┌─ INPUT MATERIAL
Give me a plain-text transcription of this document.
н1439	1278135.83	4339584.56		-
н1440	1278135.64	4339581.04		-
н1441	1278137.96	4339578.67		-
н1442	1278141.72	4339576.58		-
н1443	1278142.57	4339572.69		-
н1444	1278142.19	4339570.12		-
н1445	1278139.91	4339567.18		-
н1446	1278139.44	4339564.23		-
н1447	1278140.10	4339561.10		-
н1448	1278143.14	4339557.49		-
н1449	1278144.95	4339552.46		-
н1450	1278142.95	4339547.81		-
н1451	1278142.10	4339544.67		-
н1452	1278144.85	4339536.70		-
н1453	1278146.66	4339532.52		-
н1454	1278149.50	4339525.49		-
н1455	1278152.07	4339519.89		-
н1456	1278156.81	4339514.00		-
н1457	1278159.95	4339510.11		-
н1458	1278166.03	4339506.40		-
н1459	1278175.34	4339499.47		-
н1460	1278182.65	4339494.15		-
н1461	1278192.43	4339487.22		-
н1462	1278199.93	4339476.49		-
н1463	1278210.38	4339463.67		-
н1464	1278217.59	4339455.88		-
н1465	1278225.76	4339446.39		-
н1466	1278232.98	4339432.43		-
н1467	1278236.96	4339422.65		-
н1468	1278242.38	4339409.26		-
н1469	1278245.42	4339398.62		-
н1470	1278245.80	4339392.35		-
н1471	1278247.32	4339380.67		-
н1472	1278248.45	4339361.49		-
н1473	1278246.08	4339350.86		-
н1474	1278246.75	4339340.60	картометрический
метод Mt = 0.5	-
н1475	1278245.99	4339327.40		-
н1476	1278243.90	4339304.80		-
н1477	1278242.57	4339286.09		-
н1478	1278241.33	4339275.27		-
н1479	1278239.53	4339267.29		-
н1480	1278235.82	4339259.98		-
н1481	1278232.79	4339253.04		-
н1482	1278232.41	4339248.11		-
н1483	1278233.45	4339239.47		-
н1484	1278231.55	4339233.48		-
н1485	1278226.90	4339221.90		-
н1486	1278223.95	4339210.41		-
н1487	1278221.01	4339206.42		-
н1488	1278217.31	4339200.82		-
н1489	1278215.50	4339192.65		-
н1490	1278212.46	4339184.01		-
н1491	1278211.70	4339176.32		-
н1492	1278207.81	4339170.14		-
└─
• EXERCISE GOAL
Can you give every line above again, exactly as written?

• TASK RESULT
Give me a plain-text transcription of this document.
н1439	1278135.83	4339584.56		-
н1440	1278135.64	4339581.04		-
н1441	1278137.96	4339578.67		-
н1442	1278141.72	4339576.58		-
н1443	1278142.57	4339572.69		-
н1444	1278142.19	4339570.12		-
н1445	1278139.91	4339567.18		-
н1446	1278139.44	4339564.23		-
н1447	1278140.10	4339561.10		-
н1448	1278143.14	4339557.49		-
н1449	1278144.95	4339552.46		-
н1450	1278142.95	4339547.81		-
н1451	1278142.10	4339544.67		-
н1452	1278144.85	4339536.70		-
н1453	1278146.66	4339532.52		-
н1454	1278149.50	4339525.49		-
н1455	1278152.07	4339519.89		-
н1456	1278156.81	4339514.00		-
н1457	1278159.95	4339510.11		-
н1458	1278166.03	4339506.40		-
н1459	1278175.34	4339499.47		-
н1460	1278182.65	4339494.15		-
н1461	1278192.43	4339487.22		-
н1462	1278199.93	4339476.49		-
н1463	1278210.38	4339463.67		-
н1464	1278217.59	4339455.88		-
н1465	1278225.76	4339446.39		-
н1466	1278232.98	4339432.43		-
н1467	1278236.96	4339422.65		-
н1468	1278242.38	4339409.26		-
н1469	1278245.42	4339398.62		-
н1470	1278245.80	4339392.35		-
н1471	1278247.32	4339380.67		-
н1472	1278248.45	4339361.49		-
н1473	1278246.08	4339350.86		-
н1474	1278246.75	4339340.60	картометрический
метод Mt = 0.5	-
н1475	1278245.99	4339327.40		-
н1476	1278243.90	4339304.80		-
н1477	1278242.57	4339286.09		-
н1478	1278241.33	4339275.27		-
н1479	1278239.53	4339267.29		-
н1480	1278235.82	4339259.98		-
н1481	1278232.79	4339253.04		-
н1482	1278232.41	4339248.11		-
н1483	1278233.45	4339239.47		-
н1484	1278231.55	4339233.48		-
н1485	1278226.90	4339221.90		-
н1486	1278223.95	4339210.41		-
н1487	1278221.01	4339206.42		-
н1488	1278217.31	4339200.82		-
н1489	1278215.50	4339192.65		-
н1490	1278212.46	4339184.01		-
н1491	1278211.70	4339176.32		-
н1492	1278207.81	4339170.14		-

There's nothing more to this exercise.